═══ Reading passage ═══
Resonant column & Torsional shear Tests
2022-11-14
Cambridge University, November 2022
Introduction
Two well known laboratory tests, resonant column and
torsional shear tests, are used to measure dynamic properties
of Huston sand.
Tests are performed on:
- Dry sample, 7 & 8 November.
- Saturated sample in drained condition, 09 November.
- Dry sample, 10 November.
- Saturated with Methyl Cellulose, viscosity around 56cp, 11 November.
Tests are performed on 4 samples, at different confining pressures
between 30 and 700 kPa, at various shear strains.
Steps of the test
These steps are followed for each sample:
Stage 1:
Applying the desired confining pressure.
Selecting a range of frequencies, amplitude and duration to apply a chirp on the sample.
Detecting the most probable resonant frequency and modifying previous step.
Performing the resonant column (RC) test.
stage 2:
Automatic adjustment of the relative position of magnets for torsional shear test.
Selecting the frequency, amplitude and number of cycles.
Performing the torsional shear (TS) test.
stage 3:
- Modifying the confining pressure and repeating the above stages at
low amplitudes to be sure sample is not degraded.
The capacity of the equipment allowed increasing the confining pressure up to 700 kPa.
Stage 4:
Applying a confining pressure (usually 50 or 100 kPa).
Performing stage 2 at successive increasing amplitudes to obtain the stiffness degradation curve.
Relative density
The tests are performed on the samples with relative density around
40%; small variation in the relative density had occurred because of
loosing small quantities of sand during sampling specially in saturated
tests.
This is the measurements/calculations related to relative density:
Among the two options, the porous stone with diameter equal to 50 mm is used as bigger sample is more representative. Next figure shows variation of the diameter along different tests; clearly there are some unusual values which diameter is reported to be almost twice the initial value (=50 mm). Such an anomaly is not detected in sample´s height; the conclusion was that sample is OK and there is some problem with instruments so tests with unusual diameter just filtered out.
Mentioned anomaly was detected during the test as the measured
stiffness dropped considerably. The cause is unknown; there are not so
many variables to dictate the machine during the test. As above figure
shows the anomaly had happened at the beginning of the second day which
confining pressure had been around 600 kPa. Lets look at the measured
stiffness at the second day and compare it with the applied confining
pressure:
Above figure shows although confining pressure is high at the beginning of the test, measured stiffness is not high so something is wrong. If the sample height show unusual changes, the conclusion would be degradation of the sample. Next figure evaluate the sample´s height. It seems that variation in the height of the sample are logic so the reported values for diameter can not be real. At the end of the test when the sample was going to be removed, the shape of the sample was normal as well.
═══
Required actions>
A - In the test report, what diameter of porous stone was chosen, and for what reason?
B - Print the part of the test report starting at "- Saturated sample" and ending at "on the sample.".
═══ Given information ═══
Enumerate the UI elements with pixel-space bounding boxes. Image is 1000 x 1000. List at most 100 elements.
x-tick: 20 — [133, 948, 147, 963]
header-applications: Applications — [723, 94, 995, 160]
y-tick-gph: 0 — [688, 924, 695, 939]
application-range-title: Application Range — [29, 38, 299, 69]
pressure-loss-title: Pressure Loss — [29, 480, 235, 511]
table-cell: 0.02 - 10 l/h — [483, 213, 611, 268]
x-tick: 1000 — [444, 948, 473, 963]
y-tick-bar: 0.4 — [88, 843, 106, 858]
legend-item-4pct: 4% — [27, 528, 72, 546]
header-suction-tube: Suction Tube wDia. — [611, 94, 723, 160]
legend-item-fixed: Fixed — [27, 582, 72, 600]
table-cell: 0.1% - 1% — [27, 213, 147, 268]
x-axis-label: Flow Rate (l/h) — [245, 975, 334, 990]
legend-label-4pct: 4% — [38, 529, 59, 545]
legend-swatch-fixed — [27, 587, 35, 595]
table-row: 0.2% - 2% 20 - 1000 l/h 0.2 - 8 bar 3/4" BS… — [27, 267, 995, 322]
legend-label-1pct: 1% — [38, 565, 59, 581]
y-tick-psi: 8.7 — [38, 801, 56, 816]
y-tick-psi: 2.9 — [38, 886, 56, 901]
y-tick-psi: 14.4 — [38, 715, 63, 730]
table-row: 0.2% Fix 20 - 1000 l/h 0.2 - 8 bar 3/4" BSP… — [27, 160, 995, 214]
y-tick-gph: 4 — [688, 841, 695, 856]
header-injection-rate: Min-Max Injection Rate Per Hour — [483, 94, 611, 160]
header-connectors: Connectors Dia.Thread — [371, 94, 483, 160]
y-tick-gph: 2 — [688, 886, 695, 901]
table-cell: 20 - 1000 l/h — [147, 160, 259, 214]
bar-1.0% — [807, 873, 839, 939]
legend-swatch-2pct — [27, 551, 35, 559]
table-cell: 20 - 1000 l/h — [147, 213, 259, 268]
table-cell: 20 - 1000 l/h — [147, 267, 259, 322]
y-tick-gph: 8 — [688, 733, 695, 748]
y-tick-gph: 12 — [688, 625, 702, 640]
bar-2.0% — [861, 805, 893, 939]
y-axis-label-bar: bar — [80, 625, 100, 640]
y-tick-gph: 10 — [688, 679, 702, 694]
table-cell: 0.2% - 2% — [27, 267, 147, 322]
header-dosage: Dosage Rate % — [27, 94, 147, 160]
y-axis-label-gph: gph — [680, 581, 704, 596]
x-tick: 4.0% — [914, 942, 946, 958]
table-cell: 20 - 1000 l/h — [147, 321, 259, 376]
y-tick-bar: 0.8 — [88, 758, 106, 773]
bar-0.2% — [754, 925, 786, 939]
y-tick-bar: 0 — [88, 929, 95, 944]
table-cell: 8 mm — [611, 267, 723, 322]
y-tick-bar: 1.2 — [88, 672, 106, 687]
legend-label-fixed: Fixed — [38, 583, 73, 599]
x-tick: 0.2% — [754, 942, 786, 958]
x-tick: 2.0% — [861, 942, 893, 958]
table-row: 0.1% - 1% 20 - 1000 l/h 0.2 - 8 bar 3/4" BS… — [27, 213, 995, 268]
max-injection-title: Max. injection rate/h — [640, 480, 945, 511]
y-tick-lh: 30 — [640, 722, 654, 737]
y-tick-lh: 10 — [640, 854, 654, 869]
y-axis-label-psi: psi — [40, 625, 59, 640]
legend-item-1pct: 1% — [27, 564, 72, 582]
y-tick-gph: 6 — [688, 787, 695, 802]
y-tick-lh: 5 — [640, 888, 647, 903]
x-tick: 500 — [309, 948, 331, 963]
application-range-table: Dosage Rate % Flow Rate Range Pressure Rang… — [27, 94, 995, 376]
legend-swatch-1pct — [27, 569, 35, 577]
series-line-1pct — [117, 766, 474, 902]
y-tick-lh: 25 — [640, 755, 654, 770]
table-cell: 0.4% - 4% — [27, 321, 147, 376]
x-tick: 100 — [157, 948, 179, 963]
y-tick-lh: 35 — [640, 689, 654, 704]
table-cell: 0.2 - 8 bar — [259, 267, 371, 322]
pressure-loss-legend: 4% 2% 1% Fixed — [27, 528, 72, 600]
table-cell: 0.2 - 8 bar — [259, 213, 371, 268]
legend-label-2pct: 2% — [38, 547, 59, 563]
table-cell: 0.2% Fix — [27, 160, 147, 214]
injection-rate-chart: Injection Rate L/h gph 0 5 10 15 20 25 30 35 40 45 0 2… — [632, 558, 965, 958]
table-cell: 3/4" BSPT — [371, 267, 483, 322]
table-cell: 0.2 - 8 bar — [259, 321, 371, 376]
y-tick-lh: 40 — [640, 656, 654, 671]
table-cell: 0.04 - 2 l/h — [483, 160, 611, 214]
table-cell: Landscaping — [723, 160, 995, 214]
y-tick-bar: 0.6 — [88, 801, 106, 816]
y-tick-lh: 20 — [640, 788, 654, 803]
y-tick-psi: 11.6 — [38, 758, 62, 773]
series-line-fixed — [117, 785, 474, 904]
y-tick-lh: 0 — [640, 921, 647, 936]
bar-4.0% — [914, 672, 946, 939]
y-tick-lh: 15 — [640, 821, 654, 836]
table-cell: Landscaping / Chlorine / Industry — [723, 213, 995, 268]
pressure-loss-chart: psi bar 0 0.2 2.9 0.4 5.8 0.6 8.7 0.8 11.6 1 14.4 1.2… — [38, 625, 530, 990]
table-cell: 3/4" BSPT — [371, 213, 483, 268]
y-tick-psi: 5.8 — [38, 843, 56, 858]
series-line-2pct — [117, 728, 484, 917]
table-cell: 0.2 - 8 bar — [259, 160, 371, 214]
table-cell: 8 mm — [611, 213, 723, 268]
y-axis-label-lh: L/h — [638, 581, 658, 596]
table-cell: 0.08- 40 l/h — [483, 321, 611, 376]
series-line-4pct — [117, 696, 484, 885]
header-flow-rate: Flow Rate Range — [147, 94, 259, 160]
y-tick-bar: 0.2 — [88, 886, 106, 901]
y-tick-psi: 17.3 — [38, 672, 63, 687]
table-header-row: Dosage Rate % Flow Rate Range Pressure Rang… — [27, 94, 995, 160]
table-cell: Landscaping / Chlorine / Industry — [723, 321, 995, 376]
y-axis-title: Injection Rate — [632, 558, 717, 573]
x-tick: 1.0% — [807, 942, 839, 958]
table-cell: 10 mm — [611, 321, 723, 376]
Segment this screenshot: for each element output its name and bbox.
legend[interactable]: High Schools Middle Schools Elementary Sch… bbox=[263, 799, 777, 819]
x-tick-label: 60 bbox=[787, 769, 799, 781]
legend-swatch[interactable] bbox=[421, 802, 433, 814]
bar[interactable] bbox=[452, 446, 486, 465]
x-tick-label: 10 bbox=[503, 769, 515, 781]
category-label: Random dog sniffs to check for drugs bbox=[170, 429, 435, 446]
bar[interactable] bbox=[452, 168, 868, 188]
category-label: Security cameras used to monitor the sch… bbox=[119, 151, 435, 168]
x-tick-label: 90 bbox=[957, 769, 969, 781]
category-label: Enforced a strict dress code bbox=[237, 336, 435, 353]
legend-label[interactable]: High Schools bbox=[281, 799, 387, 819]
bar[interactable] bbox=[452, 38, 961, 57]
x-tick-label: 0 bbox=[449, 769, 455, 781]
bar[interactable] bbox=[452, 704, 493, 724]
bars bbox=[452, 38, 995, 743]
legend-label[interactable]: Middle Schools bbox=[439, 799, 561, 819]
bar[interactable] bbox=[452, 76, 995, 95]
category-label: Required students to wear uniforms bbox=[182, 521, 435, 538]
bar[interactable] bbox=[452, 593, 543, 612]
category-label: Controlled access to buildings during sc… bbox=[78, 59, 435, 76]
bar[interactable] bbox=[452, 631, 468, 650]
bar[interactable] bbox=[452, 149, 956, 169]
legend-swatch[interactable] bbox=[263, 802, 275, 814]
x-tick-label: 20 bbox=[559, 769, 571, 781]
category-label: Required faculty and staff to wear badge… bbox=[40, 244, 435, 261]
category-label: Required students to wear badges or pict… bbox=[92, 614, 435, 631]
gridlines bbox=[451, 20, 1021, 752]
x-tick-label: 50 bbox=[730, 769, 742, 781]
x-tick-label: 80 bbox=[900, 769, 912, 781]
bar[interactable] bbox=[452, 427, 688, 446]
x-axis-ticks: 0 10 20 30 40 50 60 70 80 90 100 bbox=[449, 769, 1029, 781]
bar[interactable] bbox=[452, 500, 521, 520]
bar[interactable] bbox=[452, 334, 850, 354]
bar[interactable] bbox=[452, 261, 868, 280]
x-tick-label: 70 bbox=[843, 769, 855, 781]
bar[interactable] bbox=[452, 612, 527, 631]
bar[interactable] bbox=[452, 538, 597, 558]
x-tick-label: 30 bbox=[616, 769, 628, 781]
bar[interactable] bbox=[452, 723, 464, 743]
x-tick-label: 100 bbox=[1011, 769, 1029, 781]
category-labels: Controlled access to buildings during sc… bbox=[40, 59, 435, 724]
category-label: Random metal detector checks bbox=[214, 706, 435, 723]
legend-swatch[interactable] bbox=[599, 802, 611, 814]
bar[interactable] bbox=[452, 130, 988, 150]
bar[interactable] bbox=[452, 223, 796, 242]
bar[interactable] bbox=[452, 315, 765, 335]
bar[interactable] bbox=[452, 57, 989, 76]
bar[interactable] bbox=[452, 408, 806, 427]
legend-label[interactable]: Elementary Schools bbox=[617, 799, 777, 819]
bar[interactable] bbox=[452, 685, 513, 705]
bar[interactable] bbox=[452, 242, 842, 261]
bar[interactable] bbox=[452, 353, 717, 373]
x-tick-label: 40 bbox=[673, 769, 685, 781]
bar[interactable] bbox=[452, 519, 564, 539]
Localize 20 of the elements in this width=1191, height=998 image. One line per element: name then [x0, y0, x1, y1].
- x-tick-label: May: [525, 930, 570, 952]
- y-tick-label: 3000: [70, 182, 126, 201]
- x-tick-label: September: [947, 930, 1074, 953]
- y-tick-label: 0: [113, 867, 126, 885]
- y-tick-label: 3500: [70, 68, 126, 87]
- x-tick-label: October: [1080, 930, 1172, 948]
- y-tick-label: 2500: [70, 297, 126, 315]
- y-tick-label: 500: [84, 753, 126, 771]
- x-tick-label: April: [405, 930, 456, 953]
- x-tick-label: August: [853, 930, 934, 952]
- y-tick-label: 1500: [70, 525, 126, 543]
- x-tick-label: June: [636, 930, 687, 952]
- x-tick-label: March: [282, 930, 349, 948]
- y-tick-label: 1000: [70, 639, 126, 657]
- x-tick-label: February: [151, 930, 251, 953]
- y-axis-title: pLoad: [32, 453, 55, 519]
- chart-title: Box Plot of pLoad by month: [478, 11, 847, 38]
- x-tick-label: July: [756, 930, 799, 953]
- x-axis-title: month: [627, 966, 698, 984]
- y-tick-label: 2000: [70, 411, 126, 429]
═══
Responses per task>
A - The 50 mm porous stone was chosen because a bigger sample is more representative.

B -
- Saturated sample in drained condition, 09 November.
- Dry sample, 10 November.
- Saturated with Methyl Cellulose, viscosity around 56cp, 11 November.
Tests are performed on 4 samples, at different confining pressures
between 30 and 700 kPa, at various shear strains.
Steps of the test
These steps are followed for each sample:
Stage 1:
Applying the desired confining pressure.
Selecting a range of frequencies, amplitude and duration to apply a chirp on the sample.